Figure dataset records:
:::::

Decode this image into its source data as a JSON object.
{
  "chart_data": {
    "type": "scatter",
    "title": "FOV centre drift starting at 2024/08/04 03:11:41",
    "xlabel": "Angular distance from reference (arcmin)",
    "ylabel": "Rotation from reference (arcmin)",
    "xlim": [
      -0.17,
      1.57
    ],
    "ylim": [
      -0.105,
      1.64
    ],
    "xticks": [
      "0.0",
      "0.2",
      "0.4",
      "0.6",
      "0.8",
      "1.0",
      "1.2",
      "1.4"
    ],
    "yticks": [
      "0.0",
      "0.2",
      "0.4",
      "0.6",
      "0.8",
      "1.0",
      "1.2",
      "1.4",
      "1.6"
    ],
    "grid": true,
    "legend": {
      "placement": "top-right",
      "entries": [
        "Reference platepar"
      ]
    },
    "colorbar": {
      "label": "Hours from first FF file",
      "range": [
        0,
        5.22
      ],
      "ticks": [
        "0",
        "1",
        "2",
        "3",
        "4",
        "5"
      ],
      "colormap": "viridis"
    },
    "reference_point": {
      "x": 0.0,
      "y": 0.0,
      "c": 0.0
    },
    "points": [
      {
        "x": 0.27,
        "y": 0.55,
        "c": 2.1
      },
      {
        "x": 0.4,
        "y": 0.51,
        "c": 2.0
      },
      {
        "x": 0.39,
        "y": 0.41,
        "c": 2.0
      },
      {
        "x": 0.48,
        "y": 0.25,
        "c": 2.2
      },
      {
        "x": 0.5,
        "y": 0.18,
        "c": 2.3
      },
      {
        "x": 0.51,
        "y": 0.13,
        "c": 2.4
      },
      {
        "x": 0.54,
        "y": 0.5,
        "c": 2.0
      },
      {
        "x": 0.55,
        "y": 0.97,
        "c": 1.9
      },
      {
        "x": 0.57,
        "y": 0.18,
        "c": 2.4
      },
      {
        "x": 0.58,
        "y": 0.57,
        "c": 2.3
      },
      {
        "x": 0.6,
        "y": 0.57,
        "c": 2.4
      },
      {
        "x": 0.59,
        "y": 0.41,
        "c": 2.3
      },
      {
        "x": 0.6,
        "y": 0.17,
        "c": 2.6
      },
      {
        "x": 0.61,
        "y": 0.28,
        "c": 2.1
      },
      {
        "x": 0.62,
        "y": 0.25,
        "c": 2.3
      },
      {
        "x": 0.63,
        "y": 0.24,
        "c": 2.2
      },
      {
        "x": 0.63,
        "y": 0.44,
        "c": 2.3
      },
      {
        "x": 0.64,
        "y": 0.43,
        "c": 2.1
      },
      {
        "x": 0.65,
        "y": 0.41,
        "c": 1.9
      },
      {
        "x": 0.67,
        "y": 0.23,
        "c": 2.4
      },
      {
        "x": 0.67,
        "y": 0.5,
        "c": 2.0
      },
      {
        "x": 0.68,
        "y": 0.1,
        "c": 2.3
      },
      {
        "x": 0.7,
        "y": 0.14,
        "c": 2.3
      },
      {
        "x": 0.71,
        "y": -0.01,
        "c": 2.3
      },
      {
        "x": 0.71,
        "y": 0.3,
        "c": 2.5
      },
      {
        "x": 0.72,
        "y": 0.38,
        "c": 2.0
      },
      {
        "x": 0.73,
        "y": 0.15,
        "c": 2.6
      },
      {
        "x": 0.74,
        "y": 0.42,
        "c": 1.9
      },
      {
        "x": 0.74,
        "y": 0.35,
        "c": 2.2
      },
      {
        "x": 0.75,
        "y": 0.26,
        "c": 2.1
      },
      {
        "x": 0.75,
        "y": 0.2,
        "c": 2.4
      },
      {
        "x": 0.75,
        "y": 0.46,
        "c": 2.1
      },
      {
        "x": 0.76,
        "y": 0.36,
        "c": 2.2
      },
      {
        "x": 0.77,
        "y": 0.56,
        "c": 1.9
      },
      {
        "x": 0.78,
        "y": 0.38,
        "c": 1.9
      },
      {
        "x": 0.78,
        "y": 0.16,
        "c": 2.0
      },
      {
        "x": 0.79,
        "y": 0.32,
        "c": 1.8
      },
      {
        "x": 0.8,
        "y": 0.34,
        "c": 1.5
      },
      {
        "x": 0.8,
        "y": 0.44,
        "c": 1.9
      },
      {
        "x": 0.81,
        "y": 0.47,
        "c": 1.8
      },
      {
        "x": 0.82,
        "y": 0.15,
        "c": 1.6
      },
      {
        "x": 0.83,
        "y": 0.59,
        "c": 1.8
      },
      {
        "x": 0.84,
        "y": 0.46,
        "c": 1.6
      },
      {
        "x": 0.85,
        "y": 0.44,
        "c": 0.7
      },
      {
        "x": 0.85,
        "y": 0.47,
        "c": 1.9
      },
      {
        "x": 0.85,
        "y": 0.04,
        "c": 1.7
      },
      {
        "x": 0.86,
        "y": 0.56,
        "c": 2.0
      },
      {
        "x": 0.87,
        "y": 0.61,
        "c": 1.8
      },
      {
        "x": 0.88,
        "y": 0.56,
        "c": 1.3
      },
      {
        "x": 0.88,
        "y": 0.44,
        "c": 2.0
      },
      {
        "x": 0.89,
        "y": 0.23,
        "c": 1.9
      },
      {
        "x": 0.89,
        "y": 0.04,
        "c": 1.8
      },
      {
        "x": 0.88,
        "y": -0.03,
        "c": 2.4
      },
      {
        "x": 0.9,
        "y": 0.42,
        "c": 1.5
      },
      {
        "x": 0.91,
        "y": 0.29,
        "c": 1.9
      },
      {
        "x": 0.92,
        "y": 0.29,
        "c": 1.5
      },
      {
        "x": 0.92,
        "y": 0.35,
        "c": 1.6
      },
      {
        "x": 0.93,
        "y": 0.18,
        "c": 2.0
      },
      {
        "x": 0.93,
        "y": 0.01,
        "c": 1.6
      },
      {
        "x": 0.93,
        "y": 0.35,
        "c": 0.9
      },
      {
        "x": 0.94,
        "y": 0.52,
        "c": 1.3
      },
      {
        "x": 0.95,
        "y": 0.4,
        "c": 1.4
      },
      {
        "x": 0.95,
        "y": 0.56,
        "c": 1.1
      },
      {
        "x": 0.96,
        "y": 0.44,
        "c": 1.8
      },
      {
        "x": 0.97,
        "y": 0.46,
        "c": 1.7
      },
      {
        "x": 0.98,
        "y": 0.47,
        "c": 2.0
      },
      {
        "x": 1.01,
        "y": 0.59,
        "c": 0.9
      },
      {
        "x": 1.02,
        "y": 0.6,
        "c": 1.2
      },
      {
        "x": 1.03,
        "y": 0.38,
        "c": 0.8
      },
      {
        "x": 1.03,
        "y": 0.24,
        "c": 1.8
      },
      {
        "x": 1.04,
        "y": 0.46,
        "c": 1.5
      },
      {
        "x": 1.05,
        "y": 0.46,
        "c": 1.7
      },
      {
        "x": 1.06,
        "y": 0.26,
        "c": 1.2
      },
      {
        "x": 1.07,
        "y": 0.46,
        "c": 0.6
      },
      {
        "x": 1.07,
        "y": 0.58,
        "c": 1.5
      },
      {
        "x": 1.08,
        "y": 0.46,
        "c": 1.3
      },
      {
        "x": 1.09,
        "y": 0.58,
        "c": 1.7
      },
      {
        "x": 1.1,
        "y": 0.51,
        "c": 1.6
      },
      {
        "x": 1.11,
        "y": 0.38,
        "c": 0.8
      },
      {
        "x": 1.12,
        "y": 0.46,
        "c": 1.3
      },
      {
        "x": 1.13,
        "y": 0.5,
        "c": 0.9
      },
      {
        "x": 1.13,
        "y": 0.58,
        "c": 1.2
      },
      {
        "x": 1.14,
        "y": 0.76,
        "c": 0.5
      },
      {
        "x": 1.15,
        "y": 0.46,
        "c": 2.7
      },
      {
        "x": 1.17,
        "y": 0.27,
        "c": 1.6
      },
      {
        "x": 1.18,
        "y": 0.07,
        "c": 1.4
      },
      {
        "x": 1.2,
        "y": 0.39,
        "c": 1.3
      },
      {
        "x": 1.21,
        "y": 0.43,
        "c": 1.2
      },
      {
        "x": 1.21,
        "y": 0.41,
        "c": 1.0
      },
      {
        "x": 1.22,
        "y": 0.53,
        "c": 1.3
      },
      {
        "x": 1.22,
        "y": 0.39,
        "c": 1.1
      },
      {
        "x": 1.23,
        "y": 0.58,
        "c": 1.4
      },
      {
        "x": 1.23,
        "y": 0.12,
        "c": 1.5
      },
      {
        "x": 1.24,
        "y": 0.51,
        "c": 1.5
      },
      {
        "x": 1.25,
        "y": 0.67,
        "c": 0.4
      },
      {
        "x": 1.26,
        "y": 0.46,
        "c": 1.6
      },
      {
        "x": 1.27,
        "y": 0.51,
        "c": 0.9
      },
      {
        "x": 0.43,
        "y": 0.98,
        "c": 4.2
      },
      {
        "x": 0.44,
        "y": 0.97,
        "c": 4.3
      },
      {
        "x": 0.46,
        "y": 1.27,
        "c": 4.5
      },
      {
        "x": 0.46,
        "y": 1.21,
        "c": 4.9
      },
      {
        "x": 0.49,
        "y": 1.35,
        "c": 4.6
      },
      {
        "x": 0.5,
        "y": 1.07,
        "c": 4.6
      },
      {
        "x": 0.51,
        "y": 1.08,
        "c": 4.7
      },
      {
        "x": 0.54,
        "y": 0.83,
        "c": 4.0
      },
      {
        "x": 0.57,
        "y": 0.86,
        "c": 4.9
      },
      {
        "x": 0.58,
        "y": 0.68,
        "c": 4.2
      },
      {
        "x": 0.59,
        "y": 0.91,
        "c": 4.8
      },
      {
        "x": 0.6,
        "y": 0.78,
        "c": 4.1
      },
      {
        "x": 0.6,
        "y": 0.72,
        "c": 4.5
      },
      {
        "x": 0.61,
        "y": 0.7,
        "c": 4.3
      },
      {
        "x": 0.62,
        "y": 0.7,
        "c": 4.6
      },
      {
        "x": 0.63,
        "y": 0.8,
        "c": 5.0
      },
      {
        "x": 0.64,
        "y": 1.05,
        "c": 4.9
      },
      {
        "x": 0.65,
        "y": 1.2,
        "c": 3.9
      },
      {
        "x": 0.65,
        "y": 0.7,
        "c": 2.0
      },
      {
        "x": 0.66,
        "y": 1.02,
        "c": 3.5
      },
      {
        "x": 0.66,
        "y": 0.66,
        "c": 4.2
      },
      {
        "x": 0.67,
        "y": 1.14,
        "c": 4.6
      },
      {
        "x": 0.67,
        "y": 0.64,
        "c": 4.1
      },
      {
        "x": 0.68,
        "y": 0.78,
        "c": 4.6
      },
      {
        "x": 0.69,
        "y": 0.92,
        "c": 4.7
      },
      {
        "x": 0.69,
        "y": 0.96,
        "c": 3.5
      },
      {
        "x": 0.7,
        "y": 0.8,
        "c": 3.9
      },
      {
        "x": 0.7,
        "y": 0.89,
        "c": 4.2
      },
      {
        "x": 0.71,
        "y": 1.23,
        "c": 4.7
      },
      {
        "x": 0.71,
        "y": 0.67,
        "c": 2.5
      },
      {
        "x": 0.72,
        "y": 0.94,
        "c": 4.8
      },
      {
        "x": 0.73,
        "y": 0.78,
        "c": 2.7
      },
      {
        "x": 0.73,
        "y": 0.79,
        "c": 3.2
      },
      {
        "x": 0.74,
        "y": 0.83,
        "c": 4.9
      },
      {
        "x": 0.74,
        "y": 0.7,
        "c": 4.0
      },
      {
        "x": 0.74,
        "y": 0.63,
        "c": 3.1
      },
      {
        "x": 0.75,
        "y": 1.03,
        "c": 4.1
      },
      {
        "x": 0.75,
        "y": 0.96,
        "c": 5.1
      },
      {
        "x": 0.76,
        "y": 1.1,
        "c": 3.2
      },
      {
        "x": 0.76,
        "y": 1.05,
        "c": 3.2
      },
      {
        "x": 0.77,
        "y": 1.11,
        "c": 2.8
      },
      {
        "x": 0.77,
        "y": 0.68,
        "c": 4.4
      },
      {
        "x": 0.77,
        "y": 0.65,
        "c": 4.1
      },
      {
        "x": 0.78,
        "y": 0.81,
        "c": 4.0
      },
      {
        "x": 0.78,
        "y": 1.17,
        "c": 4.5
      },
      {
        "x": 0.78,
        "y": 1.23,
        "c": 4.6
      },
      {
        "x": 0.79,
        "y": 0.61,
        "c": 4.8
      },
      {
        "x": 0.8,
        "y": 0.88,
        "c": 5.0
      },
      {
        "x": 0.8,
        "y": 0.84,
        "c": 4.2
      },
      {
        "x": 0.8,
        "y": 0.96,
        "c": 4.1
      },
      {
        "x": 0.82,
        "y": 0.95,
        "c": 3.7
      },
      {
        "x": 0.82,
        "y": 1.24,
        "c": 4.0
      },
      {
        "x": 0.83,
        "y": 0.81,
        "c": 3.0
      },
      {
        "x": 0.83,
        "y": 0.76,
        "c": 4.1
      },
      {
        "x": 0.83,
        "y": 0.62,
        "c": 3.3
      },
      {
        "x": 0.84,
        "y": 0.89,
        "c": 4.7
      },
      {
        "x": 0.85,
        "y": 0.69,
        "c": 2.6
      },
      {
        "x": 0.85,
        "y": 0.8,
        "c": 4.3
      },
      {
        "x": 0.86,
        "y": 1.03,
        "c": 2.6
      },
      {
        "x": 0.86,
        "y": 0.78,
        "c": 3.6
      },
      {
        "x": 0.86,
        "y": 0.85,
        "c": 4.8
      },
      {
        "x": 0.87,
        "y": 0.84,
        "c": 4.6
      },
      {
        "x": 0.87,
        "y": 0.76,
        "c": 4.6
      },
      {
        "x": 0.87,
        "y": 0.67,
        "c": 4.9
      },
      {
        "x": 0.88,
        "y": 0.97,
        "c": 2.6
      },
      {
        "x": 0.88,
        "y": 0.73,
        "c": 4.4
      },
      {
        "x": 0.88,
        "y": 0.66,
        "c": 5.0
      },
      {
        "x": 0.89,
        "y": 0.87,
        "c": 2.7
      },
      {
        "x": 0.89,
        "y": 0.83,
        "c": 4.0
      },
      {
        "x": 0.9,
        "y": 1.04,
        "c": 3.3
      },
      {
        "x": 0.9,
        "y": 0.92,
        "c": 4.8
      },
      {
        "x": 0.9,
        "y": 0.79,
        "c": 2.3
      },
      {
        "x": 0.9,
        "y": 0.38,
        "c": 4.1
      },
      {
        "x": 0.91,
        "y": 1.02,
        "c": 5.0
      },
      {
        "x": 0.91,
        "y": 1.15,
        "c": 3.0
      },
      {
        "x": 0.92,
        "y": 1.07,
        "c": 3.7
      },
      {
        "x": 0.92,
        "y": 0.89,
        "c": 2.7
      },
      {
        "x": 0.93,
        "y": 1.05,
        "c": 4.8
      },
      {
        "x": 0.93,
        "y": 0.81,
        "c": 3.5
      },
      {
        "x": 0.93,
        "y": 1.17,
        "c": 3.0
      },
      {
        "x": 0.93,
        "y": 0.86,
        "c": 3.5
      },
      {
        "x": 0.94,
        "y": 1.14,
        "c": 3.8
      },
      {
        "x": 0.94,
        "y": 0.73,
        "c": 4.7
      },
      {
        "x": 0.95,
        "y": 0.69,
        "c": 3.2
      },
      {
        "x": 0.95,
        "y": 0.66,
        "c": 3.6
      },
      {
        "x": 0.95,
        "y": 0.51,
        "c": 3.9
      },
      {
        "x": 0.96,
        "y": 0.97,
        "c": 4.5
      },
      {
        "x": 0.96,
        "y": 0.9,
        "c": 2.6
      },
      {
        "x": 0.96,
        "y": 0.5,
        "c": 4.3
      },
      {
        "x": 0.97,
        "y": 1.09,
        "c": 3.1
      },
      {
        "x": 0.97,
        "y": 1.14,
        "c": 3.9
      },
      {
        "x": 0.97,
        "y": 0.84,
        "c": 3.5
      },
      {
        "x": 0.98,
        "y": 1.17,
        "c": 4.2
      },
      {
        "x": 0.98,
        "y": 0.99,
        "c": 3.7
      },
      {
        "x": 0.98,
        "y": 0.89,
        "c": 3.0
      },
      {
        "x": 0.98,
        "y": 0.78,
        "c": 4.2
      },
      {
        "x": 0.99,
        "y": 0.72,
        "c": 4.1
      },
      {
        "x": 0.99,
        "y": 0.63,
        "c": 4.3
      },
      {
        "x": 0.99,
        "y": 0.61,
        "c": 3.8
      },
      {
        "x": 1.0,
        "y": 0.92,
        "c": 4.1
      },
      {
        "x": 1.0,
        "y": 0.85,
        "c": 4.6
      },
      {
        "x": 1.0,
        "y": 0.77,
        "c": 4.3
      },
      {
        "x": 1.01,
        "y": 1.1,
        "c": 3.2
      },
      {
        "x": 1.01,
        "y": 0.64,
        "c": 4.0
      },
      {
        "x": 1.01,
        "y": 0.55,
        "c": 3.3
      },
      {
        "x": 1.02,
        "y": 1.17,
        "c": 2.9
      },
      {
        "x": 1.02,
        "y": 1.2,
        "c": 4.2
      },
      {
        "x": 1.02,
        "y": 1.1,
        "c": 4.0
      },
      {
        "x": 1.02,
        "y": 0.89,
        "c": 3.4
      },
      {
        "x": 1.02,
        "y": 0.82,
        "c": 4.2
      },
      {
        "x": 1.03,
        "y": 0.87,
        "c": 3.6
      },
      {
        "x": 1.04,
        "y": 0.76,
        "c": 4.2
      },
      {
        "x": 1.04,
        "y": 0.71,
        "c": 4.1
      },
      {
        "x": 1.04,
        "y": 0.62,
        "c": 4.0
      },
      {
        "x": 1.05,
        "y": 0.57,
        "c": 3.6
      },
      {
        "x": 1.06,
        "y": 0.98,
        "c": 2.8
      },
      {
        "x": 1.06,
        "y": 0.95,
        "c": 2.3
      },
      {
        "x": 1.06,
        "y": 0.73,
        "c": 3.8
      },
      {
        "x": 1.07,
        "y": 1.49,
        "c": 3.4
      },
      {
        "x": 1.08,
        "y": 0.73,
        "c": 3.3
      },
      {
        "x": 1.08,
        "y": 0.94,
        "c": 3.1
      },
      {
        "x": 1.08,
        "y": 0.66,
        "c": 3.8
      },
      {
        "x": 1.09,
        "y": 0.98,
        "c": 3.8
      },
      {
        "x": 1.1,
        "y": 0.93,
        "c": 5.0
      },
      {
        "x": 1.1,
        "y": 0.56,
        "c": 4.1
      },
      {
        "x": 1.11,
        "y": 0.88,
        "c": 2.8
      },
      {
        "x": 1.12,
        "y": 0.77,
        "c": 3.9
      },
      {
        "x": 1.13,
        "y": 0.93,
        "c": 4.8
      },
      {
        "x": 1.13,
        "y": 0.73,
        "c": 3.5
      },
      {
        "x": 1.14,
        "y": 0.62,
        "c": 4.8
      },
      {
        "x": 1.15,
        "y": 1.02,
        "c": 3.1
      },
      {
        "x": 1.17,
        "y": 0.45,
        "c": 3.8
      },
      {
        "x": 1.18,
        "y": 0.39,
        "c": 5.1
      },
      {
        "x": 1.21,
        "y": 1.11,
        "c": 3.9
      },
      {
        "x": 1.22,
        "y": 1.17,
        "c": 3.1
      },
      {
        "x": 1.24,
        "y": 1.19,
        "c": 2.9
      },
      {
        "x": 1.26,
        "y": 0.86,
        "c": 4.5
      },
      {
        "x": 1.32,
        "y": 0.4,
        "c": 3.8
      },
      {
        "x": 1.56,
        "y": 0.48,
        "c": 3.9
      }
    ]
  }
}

:::::

Given instruction
Go through the entries above and count the lines containing the word "arcmin"; give only that count.

Response below
2